## Task to complete
Count lines with "Codeweavers" in them. Report only the total.

## Task input
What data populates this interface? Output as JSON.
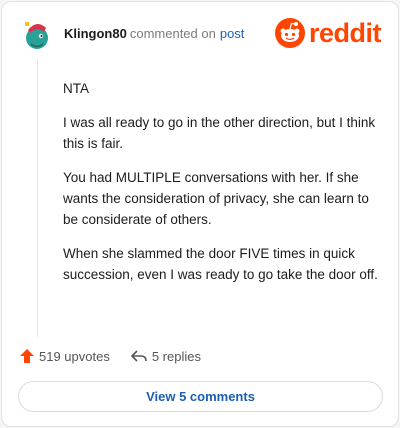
{
  "comment": {
    "username": "Klingon80",
    "action_text": "commented on",
    "post_link": "post",
    "paragraphs": [
      "NTA",
      "I was all ready to go in the other direction, but I think this is fair.",
      "You had MULTIPLE conversations with her. If she wants the consideration of privacy, she can learn to be considerate of others.",
      "When she slammed the door FIVE times in quick succession, even I was ready to go take the door off."
    ]
  },
  "brand": {
    "wordmark": "reddit",
    "icon": "reddit-snoo-icon",
    "color": "#ff4500"
  },
  "actions": {
    "upvotes_label": "519 upvotes",
    "upvote_icon": "upvote-arrow-icon",
    "replies_label": "5 replies",
    "reply_icon": "reply-arrow-icon"
  },
  "footer": {
    "view_comments_label": "View 5 comments"
  },
  "colors": {
    "accent": "#ff4500",
    "link": "#1a5fb4",
    "text": "#1c1c1c",
    "muted": "#7c7c7c"
  }
}
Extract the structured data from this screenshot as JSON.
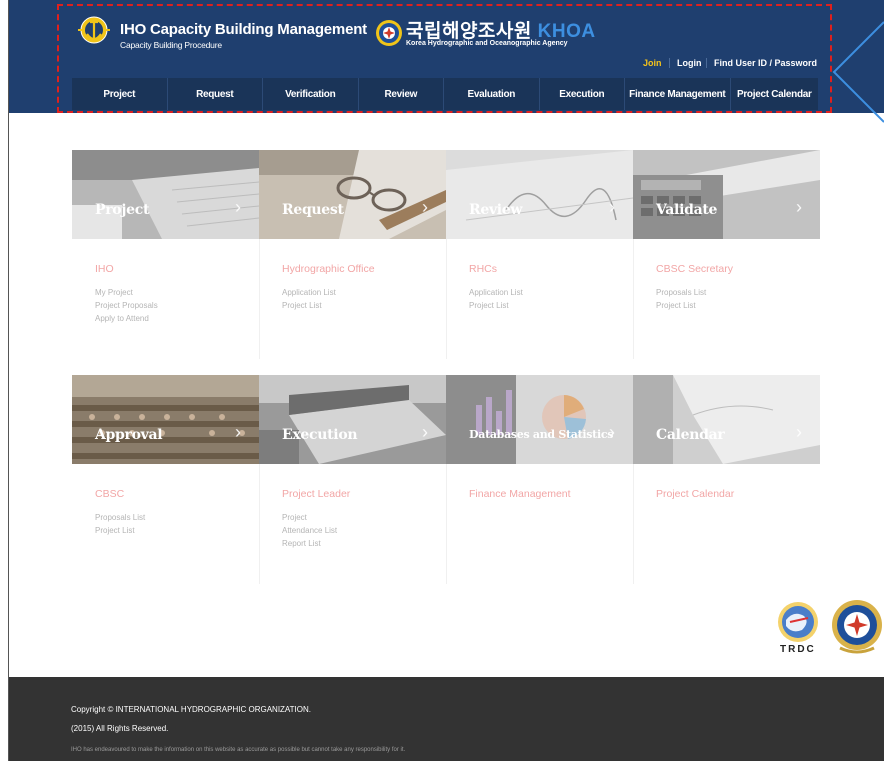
{
  "header": {
    "title": "IHO Capacity Building Management",
    "subtitle": "Capacity Building Procedure",
    "khoa_korean": "국립해양조사원",
    "khoa_abbr": "KHOA",
    "khoa_english": "Korea Hydrographic and Oceanographic Agency",
    "util": {
      "join": "Join",
      "login": "Login",
      "find": "Find User ID / Password"
    },
    "colors": {
      "bar": "#1f3f6f",
      "nav": "#1a3458",
      "join": "#f3c21b"
    }
  },
  "nav": [
    "Project",
    "Request",
    "Verification",
    "Review",
    "Evaluation",
    "Execution",
    "Finance Management",
    "Project Calendar"
  ],
  "tiles": [
    {
      "title": "Project",
      "role": "IHO",
      "links": [
        "My Project",
        "Project Proposals",
        "Apply to Attend"
      ],
      "icon": "keyboard-photo"
    },
    {
      "title": "Request",
      "role": "Hydrographic Office",
      "links": [
        "Application List",
        "Project List"
      ],
      "icon": "glasses-photo"
    },
    {
      "title": "Review",
      "role": "RHCs",
      "links": [
        "Application List",
        "Project List"
      ],
      "icon": "signature-photo"
    },
    {
      "title": "Validate",
      "role": "CBSC Secretary",
      "links": [
        "Proposals List",
        "Project List"
      ],
      "icon": "calculator-photo"
    },
    {
      "title": "Approval",
      "role": "CBSC",
      "links": [
        "Proposals List",
        "Project List"
      ],
      "icon": "assembly-photo"
    },
    {
      "title": "Execution",
      "role": "Project Leader",
      "links": [
        "Project",
        "Attendance List",
        "Report List"
      ],
      "icon": "laptop-photo"
    },
    {
      "title": "Databases and Statistics",
      "role": "Finance Management",
      "links": [],
      "icon": "chart-photo"
    },
    {
      "title": "Calendar",
      "role": "Project Calendar",
      "links": [],
      "icon": "notebook-photo"
    }
  ],
  "badges": {
    "trdc": "TRDC"
  },
  "footer": {
    "copyright": "Copyright © INTERNATIONAL HYDROGRAPHIC ORGANIZATION.",
    "rights": "(2015) All Rights Reserved.",
    "disclaimer": "IHO has endeavoured to make the information on this website as accurate as possible but cannot take any responsibility for it."
  }
}
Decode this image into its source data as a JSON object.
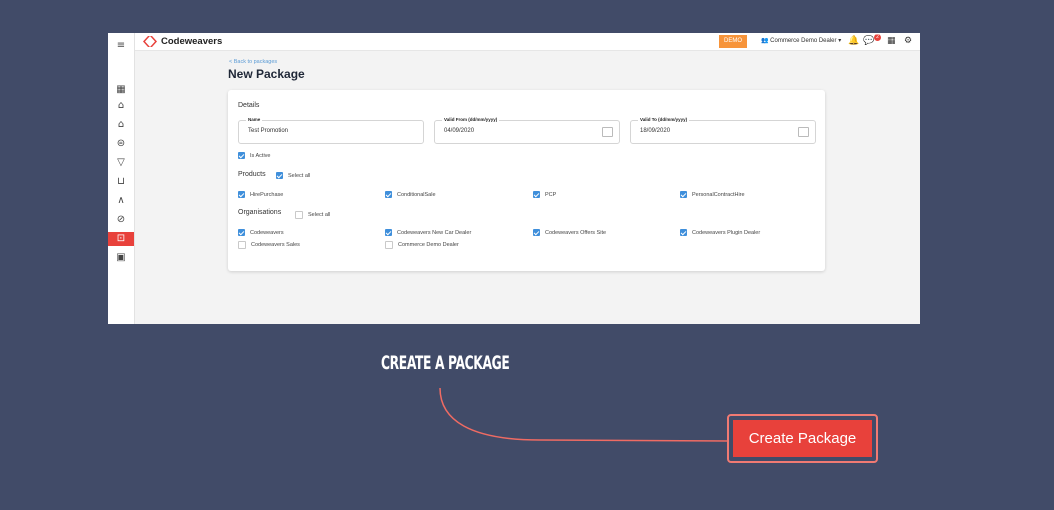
{
  "app": {
    "brand_name": "Codeweavers",
    "brand_color": "#e8413b"
  },
  "topbar": {
    "demo_badge": "DEMO",
    "dealer_label": "Commerce Demo Dealer",
    "notification_count": "2"
  },
  "page": {
    "back_link": "< Back to packages",
    "title": "New Package"
  },
  "details": {
    "heading": "Details",
    "name_label": "Name",
    "name_value": "Test Promotion",
    "valid_from_label": "Valid From (dd/mm/yyyy)",
    "valid_from_value": "04/09/2020",
    "valid_to_label": "Valid To (dd/mm/yyyy)",
    "valid_to_value": "18/09/2020",
    "is_active_label": "Is Active",
    "is_active_checked": true
  },
  "products": {
    "heading": "Products",
    "select_all_label": "Select all",
    "items": [
      {
        "label": "HirePurchase",
        "checked": true
      },
      {
        "label": "ConditionalSale",
        "checked": true
      },
      {
        "label": "PCP",
        "checked": true
      },
      {
        "label": "PersonalContractHire",
        "checked": true
      }
    ]
  },
  "organisations": {
    "heading": "Organisations",
    "select_all_label": "Select all",
    "items": [
      {
        "label": "Codeweavers",
        "checked": true
      },
      {
        "label": "Codeweavers New Car Dealer",
        "checked": true
      },
      {
        "label": "Codeweavers Offers Site",
        "checked": true
      },
      {
        "label": "Codeweavers Plugin Dealer",
        "checked": true
      },
      {
        "label": "Codeweavers Sales",
        "checked": false
      },
      {
        "label": "Commerce Demo Dealer",
        "checked": false
      }
    ]
  },
  "tutorial": {
    "caption": "Create a package",
    "button_label": "Create Package"
  }
}
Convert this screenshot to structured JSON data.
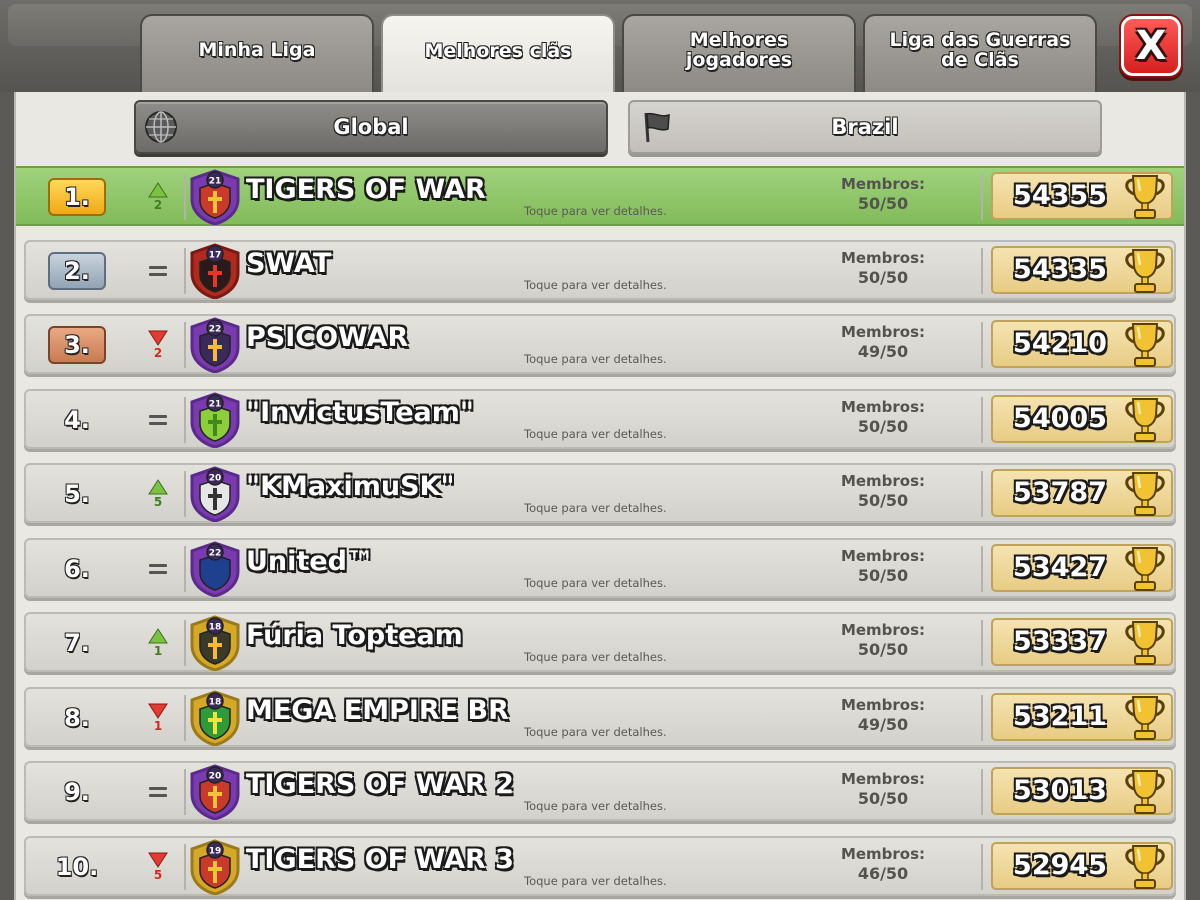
{
  "tabs": [
    {
      "label": "Minha Liga",
      "active": false
    },
    {
      "label": "Melhores clãs",
      "active": true
    },
    {
      "label": "Melhores jogadores",
      "active": false
    },
    {
      "label": "Liga das Guerras de Clãs",
      "active": false
    }
  ],
  "close_label": "X",
  "filters": {
    "global_label": "Global",
    "global_icon": "globe-icon",
    "country_label": "Brazil",
    "country_icon": "flag-icon"
  },
  "members_label": "Membros:",
  "details_hint": "Toque para ver detalhes.",
  "clans": [
    {
      "rank": "1.",
      "change": "up",
      "change_value": "2",
      "badge_level": "21",
      "badge_style": "purple-cross",
      "name": "TIGERS OF WAR",
      "members": "50/50",
      "trophies": "54355"
    },
    {
      "rank": "2.",
      "change": "same",
      "change_value": "",
      "badge_level": "17",
      "badge_style": "red-dark",
      "name": "SWAT",
      "members": "50/50",
      "trophies": "54335"
    },
    {
      "rank": "3.",
      "change": "down",
      "change_value": "2",
      "badge_level": "22",
      "badge_style": "purple-flame",
      "name": "PSICOWAR",
      "members": "49/50",
      "trophies": "54210"
    },
    {
      "rank": "4.",
      "change": "same",
      "change_value": "",
      "badge_level": "21",
      "badge_style": "purple-check-green",
      "name": "\"InvictusTeam\"",
      "members": "50/50",
      "trophies": "54005"
    },
    {
      "rank": "5.",
      "change": "up",
      "change_value": "5",
      "badge_level": "20",
      "badge_style": "purple-check-gray",
      "name": "\"KMaximuSK\"",
      "members": "50/50",
      "trophies": "53787"
    },
    {
      "rank": "6.",
      "change": "same",
      "change_value": "",
      "badge_level": "22",
      "badge_style": "purple-blue",
      "name": "United™",
      "members": "50/50",
      "trophies": "53427"
    },
    {
      "rank": "7.",
      "change": "up",
      "change_value": "1",
      "badge_level": "18",
      "badge_style": "gold-flame",
      "name": "Fúria Topteam",
      "members": "50/50",
      "trophies": "53337"
    },
    {
      "rank": "8.",
      "change": "down",
      "change_value": "1",
      "badge_level": "18",
      "badge_style": "gold-green",
      "name": "MEGA EMPIRE BR",
      "members": "49/50",
      "trophies": "53211"
    },
    {
      "rank": "9.",
      "change": "same",
      "change_value": "",
      "badge_level": "20",
      "badge_style": "purple-cross",
      "name": "TIGERS OF WAR 2",
      "members": "50/50",
      "trophies": "53013"
    },
    {
      "rank": "10.",
      "change": "down",
      "change_value": "5",
      "badge_level": "19",
      "badge_style": "gold-cross",
      "name": "TIGERS OF WAR 3",
      "members": "46/50",
      "trophies": "52945"
    }
  ],
  "colors": {
    "highlight_row": "#8fc66a",
    "up_arrow": "#7cc242",
    "down_arrow": "#e23b32",
    "trophy_gold": "#f1c232"
  }
}
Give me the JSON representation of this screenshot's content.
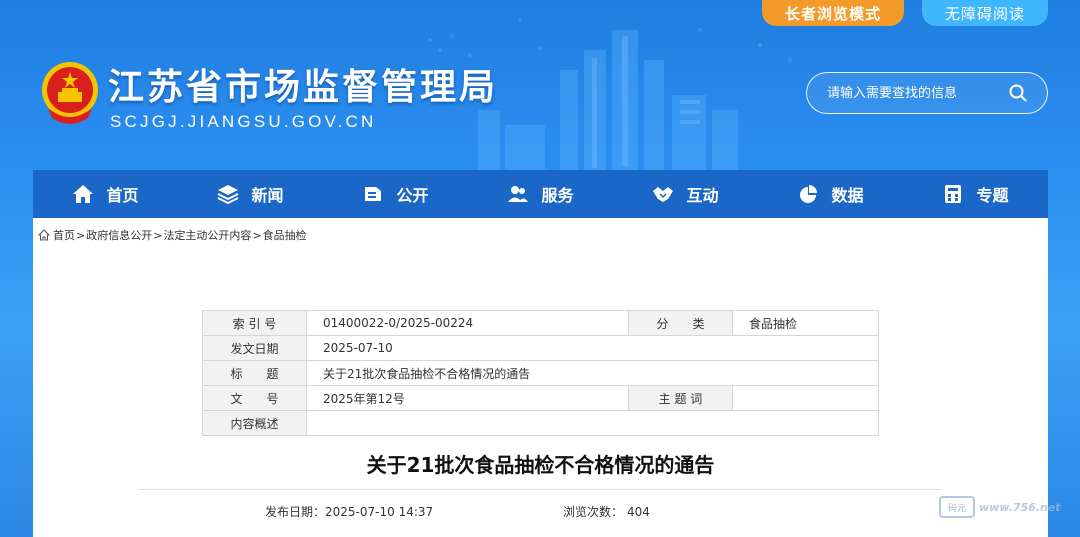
{
  "top_buttons": {
    "elder_mode": "长者浏览模式",
    "accessible": "无障碍阅读"
  },
  "site": {
    "title": "江苏省市场监督管理局",
    "domain": "SCJGJ.JIANGSU.GOV.CN"
  },
  "search": {
    "placeholder": "请输入需要查找的信息"
  },
  "nav": {
    "items": [
      {
        "label": "首页",
        "icon": "home-icon"
      },
      {
        "label": "新闻",
        "icon": "layers-icon"
      },
      {
        "label": "公开",
        "icon": "box-icon"
      },
      {
        "label": "服务",
        "icon": "users-icon"
      },
      {
        "label": "互动",
        "icon": "handshake-icon"
      },
      {
        "label": "数据",
        "icon": "pie-chart-icon"
      },
      {
        "label": "专题",
        "icon": "calculator-icon"
      }
    ]
  },
  "breadcrumb": {
    "items": [
      "首页",
      "政府信息公开",
      "法定主动公开内容",
      "食品抽检"
    ],
    "separator": ">"
  },
  "meta": {
    "index_label": "索 引 号",
    "index_value": "01400022-0/2025-00224",
    "category_label": "分　　类",
    "category_value": "食品抽检",
    "date_label": "发文日期",
    "date_value": "2025-07-10",
    "title_label": "标　　题",
    "title_value": "关于21批次食品抽检不合格情况的通告",
    "doc_no_label": "文　　号",
    "doc_no_value": "2025年第12号",
    "keyword_label": "主 题 词",
    "keyword_value": "",
    "summary_label": "内容概述",
    "summary_value": ""
  },
  "article": {
    "title": "关于21批次食品抽检不合格情况的通告",
    "pub_label": "发布日期：",
    "pub_value": "2025-07-10 14:37",
    "views_label": "浏览次数：",
    "views_value": "404"
  },
  "watermark": {
    "logo": "码元",
    "text": "www.756.net"
  },
  "colors": {
    "header_blue": "#2a8ef0",
    "nav_blue": "#1a67c8",
    "elder_orange": "#f39a2b",
    "access_blue": "#3fb6ff"
  }
}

## Result of the task
6